WHAT YOU WILL DO: The exercise asks you to copy every line below in which "name" appears.

(Extracts from a graphics dataset)
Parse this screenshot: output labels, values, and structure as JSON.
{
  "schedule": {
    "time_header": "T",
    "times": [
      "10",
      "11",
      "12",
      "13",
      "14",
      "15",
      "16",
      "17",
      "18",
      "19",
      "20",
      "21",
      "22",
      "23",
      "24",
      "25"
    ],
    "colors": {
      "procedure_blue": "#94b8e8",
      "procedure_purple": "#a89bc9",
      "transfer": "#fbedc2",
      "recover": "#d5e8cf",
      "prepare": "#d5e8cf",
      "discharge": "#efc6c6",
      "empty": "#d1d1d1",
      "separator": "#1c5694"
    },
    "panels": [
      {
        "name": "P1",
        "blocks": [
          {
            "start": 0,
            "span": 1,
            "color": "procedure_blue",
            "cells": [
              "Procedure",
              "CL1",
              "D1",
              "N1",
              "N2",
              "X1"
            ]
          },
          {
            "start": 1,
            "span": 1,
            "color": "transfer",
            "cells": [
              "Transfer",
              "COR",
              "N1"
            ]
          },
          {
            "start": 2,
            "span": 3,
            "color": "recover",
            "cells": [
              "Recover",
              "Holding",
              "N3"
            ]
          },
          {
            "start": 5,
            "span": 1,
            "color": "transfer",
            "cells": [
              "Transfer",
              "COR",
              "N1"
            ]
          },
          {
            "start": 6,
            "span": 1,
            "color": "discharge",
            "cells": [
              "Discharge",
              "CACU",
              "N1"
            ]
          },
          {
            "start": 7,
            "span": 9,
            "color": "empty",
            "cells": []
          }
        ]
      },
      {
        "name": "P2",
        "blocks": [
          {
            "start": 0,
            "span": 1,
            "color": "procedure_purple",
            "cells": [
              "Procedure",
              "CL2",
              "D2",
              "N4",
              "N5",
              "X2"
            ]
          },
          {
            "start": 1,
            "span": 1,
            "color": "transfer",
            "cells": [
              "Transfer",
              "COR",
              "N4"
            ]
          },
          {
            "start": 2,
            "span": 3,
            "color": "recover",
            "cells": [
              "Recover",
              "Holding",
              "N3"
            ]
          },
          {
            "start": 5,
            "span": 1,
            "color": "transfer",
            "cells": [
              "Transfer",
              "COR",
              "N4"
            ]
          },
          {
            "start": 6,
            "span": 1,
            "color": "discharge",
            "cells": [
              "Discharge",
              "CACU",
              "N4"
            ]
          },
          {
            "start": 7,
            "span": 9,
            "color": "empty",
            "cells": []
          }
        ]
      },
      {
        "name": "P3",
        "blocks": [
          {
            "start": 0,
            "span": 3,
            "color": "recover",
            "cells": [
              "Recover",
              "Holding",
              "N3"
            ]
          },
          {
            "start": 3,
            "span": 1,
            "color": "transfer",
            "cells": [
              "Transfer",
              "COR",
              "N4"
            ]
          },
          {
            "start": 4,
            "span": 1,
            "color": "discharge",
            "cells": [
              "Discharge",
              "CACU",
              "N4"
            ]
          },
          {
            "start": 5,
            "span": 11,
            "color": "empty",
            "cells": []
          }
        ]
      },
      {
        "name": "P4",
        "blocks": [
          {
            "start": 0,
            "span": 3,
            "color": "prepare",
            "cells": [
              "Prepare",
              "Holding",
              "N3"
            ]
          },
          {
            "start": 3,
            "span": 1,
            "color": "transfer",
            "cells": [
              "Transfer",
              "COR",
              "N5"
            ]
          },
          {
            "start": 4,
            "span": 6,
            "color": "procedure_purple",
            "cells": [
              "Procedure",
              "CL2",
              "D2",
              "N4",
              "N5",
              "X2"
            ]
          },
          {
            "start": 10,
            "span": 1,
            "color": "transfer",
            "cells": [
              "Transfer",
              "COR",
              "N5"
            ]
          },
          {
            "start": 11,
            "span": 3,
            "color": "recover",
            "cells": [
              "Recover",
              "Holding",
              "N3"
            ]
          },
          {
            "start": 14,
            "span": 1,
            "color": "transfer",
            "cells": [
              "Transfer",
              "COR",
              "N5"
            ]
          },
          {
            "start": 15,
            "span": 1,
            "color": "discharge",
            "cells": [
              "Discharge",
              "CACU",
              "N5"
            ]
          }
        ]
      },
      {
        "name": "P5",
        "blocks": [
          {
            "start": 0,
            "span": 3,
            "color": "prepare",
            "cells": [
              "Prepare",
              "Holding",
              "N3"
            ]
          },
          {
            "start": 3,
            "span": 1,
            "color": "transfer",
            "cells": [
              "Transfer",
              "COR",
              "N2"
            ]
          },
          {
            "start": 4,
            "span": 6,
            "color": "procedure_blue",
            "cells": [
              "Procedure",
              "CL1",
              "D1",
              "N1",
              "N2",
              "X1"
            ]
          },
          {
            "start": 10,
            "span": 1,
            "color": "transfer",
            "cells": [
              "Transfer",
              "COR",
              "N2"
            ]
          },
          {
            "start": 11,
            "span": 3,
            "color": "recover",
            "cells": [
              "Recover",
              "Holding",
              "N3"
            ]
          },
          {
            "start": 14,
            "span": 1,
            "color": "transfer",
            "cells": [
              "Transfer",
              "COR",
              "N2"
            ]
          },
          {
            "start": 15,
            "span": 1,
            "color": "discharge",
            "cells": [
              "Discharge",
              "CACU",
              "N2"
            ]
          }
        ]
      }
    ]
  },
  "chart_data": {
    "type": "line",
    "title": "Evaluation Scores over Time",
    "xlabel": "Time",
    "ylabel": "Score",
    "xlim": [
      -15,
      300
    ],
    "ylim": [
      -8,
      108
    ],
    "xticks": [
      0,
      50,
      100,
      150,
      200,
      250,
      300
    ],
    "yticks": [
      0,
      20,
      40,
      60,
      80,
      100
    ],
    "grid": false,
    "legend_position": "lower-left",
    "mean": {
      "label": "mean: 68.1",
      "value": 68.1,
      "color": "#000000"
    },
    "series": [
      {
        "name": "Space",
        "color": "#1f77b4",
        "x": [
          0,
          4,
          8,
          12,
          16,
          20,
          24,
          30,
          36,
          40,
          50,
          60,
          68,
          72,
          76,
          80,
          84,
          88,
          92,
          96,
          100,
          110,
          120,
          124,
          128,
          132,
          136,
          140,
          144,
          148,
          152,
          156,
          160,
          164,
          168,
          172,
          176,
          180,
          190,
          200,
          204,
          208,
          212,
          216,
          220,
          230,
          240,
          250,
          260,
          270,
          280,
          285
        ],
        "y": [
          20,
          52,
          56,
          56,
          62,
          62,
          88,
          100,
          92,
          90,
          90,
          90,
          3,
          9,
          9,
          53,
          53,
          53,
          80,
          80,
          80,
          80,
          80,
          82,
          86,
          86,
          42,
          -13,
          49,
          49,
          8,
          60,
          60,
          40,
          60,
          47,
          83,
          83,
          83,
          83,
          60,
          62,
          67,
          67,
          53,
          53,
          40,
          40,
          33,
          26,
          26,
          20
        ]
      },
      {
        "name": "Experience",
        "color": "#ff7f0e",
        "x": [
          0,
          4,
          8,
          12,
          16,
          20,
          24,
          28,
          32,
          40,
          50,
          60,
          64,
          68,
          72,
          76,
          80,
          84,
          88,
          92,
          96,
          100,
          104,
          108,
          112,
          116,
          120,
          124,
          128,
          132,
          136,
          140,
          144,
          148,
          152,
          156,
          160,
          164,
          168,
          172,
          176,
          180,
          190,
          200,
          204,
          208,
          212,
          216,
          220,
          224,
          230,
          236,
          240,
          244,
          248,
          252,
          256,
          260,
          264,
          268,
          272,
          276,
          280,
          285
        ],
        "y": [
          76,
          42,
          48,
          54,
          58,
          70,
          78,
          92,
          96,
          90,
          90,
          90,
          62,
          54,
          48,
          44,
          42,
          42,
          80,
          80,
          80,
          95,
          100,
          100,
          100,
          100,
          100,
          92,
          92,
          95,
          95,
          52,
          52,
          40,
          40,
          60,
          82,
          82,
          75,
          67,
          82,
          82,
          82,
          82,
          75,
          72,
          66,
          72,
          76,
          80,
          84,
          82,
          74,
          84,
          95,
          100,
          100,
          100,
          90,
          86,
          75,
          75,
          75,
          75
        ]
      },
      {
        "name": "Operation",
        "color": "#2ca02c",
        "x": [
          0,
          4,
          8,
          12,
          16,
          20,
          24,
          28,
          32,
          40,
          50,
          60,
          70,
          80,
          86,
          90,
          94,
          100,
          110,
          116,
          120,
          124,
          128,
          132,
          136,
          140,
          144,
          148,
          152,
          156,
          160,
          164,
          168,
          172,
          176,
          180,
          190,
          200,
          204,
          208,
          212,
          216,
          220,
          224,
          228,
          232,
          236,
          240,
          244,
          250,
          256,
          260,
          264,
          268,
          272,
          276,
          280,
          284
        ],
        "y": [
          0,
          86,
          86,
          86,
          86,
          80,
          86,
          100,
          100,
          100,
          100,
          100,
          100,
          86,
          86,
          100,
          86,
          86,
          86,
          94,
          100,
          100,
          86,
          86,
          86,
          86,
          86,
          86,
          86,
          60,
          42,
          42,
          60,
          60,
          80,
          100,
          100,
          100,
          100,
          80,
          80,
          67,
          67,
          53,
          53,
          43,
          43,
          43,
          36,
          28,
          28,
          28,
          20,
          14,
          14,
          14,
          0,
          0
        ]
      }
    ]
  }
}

ANSWER FOR THIS EXERCISE:
        "name": "P1",
        "name": "P2",
        "name": "P3",
        "name": "P4",
        "name": "P5",
        "name": "Space",
        "name": "Experience",
        "name": "Operation",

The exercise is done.